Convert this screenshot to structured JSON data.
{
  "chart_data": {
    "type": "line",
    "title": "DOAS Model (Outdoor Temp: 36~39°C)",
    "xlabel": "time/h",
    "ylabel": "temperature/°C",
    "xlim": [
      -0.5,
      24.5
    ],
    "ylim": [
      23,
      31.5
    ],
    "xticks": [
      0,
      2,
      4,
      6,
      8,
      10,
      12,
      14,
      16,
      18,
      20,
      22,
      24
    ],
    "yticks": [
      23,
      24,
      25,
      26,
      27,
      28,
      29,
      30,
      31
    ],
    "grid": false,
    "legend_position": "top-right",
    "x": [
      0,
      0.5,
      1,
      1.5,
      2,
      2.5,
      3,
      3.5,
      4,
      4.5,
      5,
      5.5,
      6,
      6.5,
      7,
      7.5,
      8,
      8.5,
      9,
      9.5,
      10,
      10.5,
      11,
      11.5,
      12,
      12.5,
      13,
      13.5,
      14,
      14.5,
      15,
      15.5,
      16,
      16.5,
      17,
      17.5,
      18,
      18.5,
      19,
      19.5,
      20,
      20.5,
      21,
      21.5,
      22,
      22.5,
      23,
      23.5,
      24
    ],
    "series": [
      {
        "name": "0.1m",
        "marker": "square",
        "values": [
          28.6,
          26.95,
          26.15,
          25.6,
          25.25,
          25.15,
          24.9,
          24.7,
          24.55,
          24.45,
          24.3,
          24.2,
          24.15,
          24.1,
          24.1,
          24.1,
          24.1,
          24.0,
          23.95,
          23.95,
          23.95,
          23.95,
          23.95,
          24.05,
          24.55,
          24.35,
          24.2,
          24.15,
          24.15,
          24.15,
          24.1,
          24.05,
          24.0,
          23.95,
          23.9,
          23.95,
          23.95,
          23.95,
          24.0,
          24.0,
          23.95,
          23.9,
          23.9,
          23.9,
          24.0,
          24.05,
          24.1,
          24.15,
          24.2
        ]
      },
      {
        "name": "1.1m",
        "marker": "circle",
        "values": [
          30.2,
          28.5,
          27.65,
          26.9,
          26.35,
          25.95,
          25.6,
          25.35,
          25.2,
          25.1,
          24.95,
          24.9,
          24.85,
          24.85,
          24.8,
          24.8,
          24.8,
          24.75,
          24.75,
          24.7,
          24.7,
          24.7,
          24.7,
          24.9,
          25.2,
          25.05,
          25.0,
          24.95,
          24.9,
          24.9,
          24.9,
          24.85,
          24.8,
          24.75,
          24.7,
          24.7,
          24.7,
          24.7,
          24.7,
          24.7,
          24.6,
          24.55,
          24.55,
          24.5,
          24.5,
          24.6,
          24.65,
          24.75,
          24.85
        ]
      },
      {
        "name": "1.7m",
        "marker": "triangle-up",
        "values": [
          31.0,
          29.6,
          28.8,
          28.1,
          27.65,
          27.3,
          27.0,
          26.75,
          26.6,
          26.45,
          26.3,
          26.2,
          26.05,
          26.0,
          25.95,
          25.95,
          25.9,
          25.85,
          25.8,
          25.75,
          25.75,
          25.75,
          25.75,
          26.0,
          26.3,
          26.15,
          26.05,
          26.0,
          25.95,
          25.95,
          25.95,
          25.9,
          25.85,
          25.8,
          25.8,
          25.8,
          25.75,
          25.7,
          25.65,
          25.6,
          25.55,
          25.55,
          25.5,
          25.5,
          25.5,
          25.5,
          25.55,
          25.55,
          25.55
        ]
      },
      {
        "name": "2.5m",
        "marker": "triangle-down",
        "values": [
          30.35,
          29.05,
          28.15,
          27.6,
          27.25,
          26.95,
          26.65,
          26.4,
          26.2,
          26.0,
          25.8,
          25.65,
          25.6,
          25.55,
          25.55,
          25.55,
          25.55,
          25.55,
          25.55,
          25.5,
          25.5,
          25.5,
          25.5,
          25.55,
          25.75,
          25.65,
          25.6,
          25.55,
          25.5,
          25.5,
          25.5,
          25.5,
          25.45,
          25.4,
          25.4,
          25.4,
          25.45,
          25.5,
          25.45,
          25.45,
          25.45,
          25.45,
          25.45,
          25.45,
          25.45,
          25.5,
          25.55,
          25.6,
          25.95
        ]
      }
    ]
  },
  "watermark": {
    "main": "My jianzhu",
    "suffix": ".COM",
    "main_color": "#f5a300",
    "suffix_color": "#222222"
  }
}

:::

Write the material out exactly, with nothing left out.

Convert this screenshot to structured JSON data.
{
  "chart_data": {
    "type": "line",
    "title": "DOAS Model (Outdoor Temp: 36~39°C)",
    "xlabel": "time/h",
    "ylabel": "temperature/°C",
    "xlim": [
      -0.5,
      24.5
    ],
    "ylim": [
      23,
      31.5
    ],
    "xticks": [
      0,
      2,
      4,
      6,
      8,
      10,
      12,
      14,
      16,
      18,
      20,
      22,
      24
    ],
    "yticks": [
      23,
      24,
      25,
      26,
      27,
      28,
      29,
      30,
      31
    ],
    "grid": false,
    "legend_position": "top-right",
    "x": [
      0,
      0.5,
      1,
      1.5,
      2,
      2.5,
      3,
      3.5,
      4,
      4.5,
      5,
      5.5,
      6,
      6.5,
      7,
      7.5,
      8,
      8.5,
      9,
      9.5,
      10,
      10.5,
      11,
      11.5,
      12,
      12.5,
      13,
      13.5,
      14,
      14.5,
      15,
      15.5,
      16,
      16.5,
      17,
      17.5,
      18,
      18.5,
      19,
      19.5,
      20,
      20.5,
      21,
      21.5,
      22,
      22.5,
      23,
      23.5,
      24
    ],
    "series": [
      {
        "name": "0.1m",
        "marker": "square",
        "values": [
          28.6,
          26.95,
          26.15,
          25.6,
          25.25,
          25.15,
          24.9,
          24.7,
          24.55,
          24.45,
          24.3,
          24.2,
          24.15,
          24.1,
          24.1,
          24.1,
          24.1,
          24.0,
          23.95,
          23.95,
          23.95,
          23.95,
          23.95,
          24.05,
          24.55,
          24.35,
          24.2,
          24.15,
          24.15,
          24.15,
          24.1,
          24.05,
          24.0,
          23.95,
          23.9,
          23.95,
          23.95,
          23.95,
          24.0,
          24.0,
          23.95,
          23.9,
          23.9,
          23.9,
          24.0,
          24.05,
          24.1,
          24.15,
          24.2
        ]
      },
      {
        "name": "1.1m",
        "marker": "circle",
        "values": [
          30.2,
          28.5,
          27.65,
          26.9,
          26.35,
          25.95,
          25.6,
          25.35,
          25.2,
          25.1,
          24.95,
          24.9,
          24.85,
          24.85,
          24.8,
          24.8,
          24.8,
          24.75,
          24.75,
          24.7,
          24.7,
          24.7,
          24.7,
          24.9,
          25.2,
          25.05,
          25.0,
          24.95,
          24.9,
          24.9,
          24.9,
          24.85,
          24.8,
          24.75,
          24.7,
          24.7,
          24.7,
          24.7,
          24.7,
          24.7,
          24.6,
          24.55,
          24.55,
          24.5,
          24.5,
          24.6,
          24.65,
          24.75,
          24.85
        ]
      },
      {
        "name": "1.7m",
        "marker": "triangle-up",
        "values": [
          31.0,
          29.6,
          28.8,
          28.1,
          27.65,
          27.3,
          27.0,
          26.75,
          26.6,
          26.45,
          26.3,
          26.2,
          26.05,
          26.0,
          25.95,
          25.95,
          25.9,
          25.85,
          25.8,
          25.75,
          25.75,
          25.75,
          25.75,
          26.0,
          26.3,
          26.15,
          26.05,
          26.0,
          25.95,
          25.95,
          25.95,
          25.9,
          25.85,
          25.8,
          25.8,
          25.8,
          25.75,
          25.7,
          25.65,
          25.6,
          25.55,
          25.55,
          25.5,
          25.5,
          25.5,
          25.5,
          25.55,
          25.55,
          25.55
        ]
      },
      {
        "name": "2.5m",
        "marker": "triangle-down",
        "values": [
          30.35,
          29.05,
          28.15,
          27.6,
          27.25,
          26.95,
          26.65,
          26.4,
          26.2,
          26.0,
          25.8,
          25.65,
          25.6,
          25.55,
          25.55,
          25.55,
          25.55,
          25.55,
          25.55,
          25.5,
          25.5,
          25.5,
          25.5,
          25.55,
          25.75,
          25.65,
          25.6,
          25.55,
          25.5,
          25.5,
          25.5,
          25.5,
          25.45,
          25.4,
          25.4,
          25.4,
          25.45,
          25.5,
          25.45,
          25.45,
          25.45,
          25.45,
          25.45,
          25.45,
          25.45,
          25.5,
          25.55,
          25.6,
          25.95
        ]
      }
    ]
  },
  "watermark": {
    "main": "My jianzhu",
    "suffix": ".COM",
    "main_color": "#f5a300",
    "suffix_color": "#222222"
  }
}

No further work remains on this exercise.